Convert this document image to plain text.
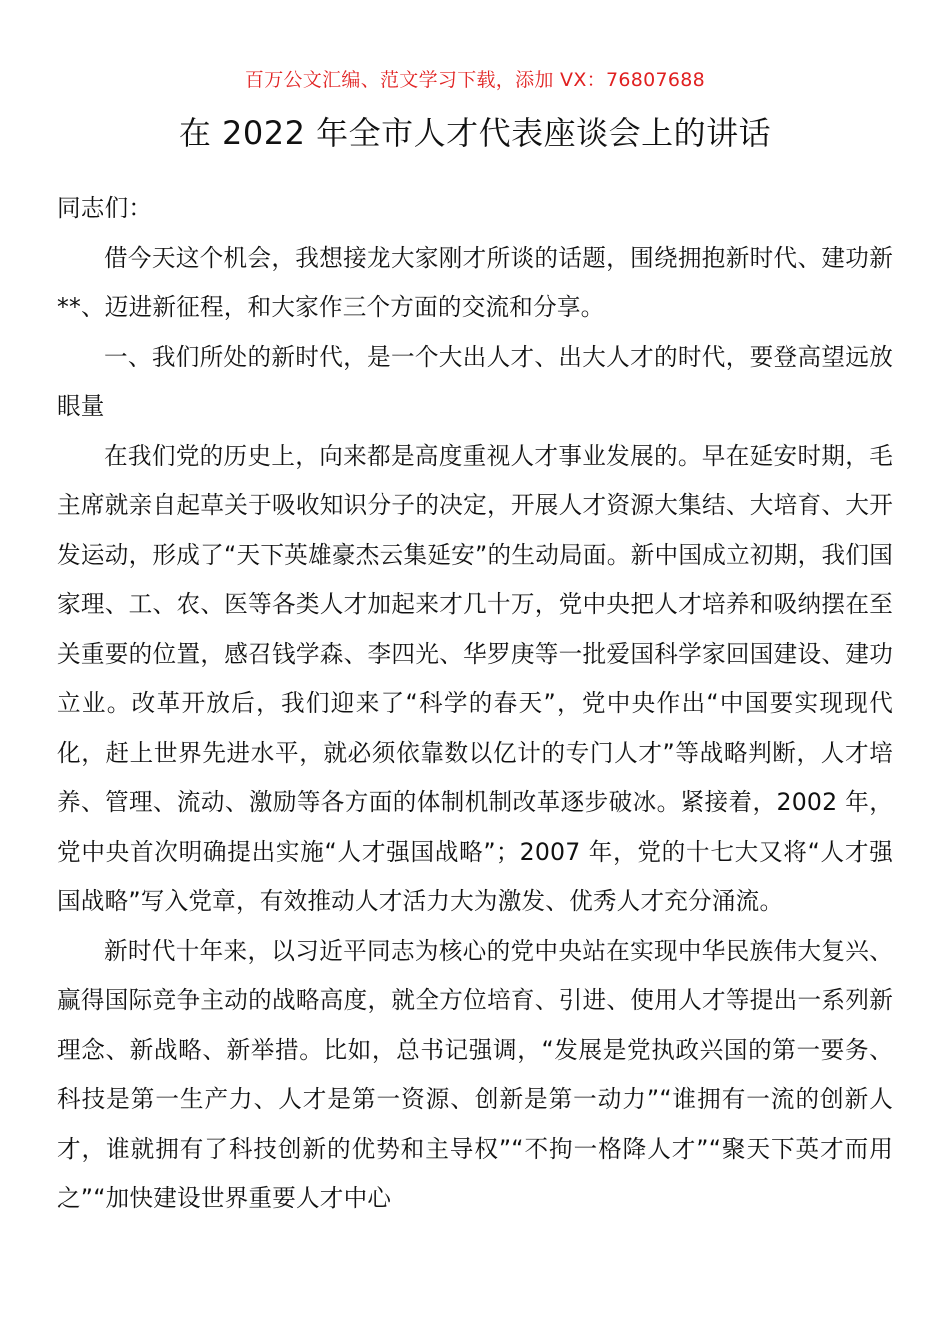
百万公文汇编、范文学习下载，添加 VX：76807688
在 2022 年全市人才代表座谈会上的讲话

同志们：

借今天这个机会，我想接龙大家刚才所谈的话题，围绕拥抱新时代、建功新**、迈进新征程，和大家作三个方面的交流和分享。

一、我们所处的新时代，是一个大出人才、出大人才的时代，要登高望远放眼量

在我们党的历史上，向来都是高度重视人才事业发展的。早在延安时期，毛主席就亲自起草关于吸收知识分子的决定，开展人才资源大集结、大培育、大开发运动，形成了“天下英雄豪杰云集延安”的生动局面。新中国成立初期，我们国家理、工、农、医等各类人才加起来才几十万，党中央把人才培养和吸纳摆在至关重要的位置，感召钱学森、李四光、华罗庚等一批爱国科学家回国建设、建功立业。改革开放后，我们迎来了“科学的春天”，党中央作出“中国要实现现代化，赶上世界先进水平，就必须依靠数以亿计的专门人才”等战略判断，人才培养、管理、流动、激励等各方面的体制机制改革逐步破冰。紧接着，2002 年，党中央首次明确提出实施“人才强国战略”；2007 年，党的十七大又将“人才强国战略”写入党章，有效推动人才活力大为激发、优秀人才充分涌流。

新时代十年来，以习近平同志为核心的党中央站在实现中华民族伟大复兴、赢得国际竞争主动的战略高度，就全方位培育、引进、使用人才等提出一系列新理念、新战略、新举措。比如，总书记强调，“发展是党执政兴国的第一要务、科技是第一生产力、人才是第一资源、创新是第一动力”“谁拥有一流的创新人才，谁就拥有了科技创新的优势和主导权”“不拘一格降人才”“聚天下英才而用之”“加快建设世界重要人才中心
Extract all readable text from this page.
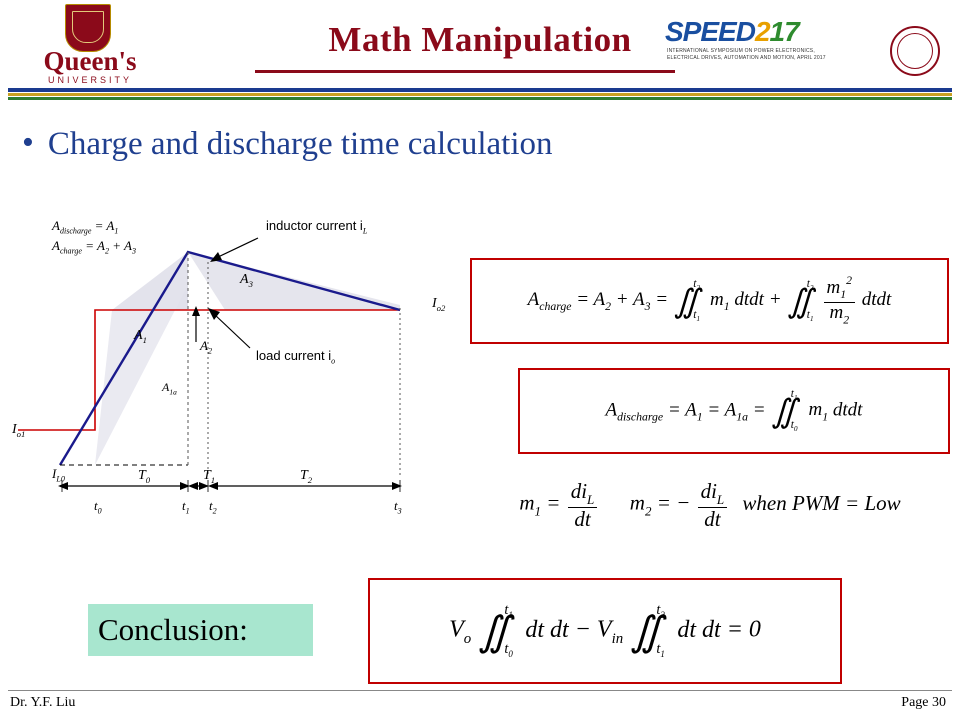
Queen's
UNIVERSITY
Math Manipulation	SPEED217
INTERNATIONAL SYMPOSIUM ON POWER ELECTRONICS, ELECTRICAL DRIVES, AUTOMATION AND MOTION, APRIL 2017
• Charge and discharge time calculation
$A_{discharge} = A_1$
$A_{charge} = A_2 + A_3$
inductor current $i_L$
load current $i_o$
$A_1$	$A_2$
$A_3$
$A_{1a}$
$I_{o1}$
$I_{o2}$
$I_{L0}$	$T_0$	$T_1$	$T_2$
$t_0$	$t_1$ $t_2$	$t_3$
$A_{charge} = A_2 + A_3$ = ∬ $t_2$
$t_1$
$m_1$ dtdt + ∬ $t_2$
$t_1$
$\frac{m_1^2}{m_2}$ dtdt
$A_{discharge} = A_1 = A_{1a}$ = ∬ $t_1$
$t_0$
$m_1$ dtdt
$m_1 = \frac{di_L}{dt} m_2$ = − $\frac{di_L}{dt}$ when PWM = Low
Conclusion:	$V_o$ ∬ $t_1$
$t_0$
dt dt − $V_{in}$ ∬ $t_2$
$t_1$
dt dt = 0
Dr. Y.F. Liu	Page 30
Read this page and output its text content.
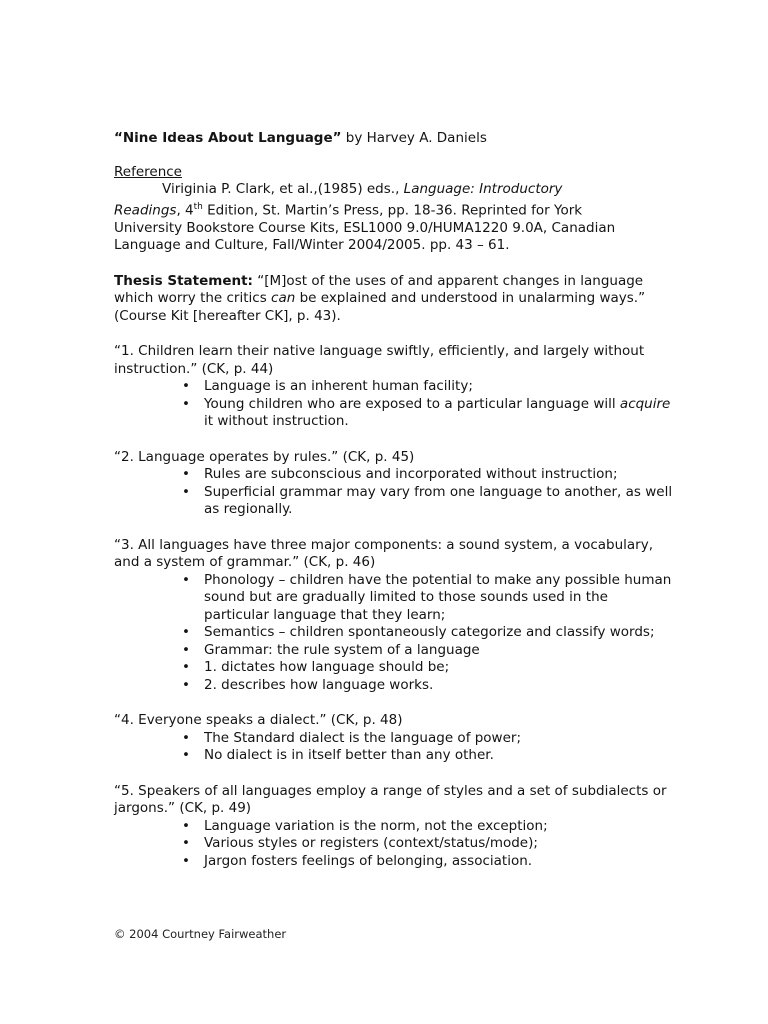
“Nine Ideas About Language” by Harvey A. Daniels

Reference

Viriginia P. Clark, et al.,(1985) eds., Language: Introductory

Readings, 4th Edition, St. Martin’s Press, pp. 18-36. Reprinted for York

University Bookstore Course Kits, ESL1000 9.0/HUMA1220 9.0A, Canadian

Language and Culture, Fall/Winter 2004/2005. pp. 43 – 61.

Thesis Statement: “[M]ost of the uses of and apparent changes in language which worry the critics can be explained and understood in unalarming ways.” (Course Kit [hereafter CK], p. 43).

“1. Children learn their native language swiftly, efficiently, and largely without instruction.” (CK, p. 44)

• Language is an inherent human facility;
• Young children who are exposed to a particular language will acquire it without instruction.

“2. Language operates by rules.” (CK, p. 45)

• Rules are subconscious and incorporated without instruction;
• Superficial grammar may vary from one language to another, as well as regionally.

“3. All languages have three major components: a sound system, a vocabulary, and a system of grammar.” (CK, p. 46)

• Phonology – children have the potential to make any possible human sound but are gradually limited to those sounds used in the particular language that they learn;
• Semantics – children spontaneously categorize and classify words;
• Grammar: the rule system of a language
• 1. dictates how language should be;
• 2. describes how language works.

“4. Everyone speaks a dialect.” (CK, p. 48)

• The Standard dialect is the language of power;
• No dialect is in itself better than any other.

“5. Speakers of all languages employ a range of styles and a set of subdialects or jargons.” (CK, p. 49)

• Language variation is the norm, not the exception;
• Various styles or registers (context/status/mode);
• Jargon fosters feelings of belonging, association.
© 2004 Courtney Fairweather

Direction:
Pick out each line in the material containing "without".

The reply:
“1. Children learn their native language swiftly, efficiently, and largely without instruction.” (CK, p. 44)
• Young children who are exposed to a particular language will acquire it without instruction.
• Rules are subconscious and incorporated without instruction;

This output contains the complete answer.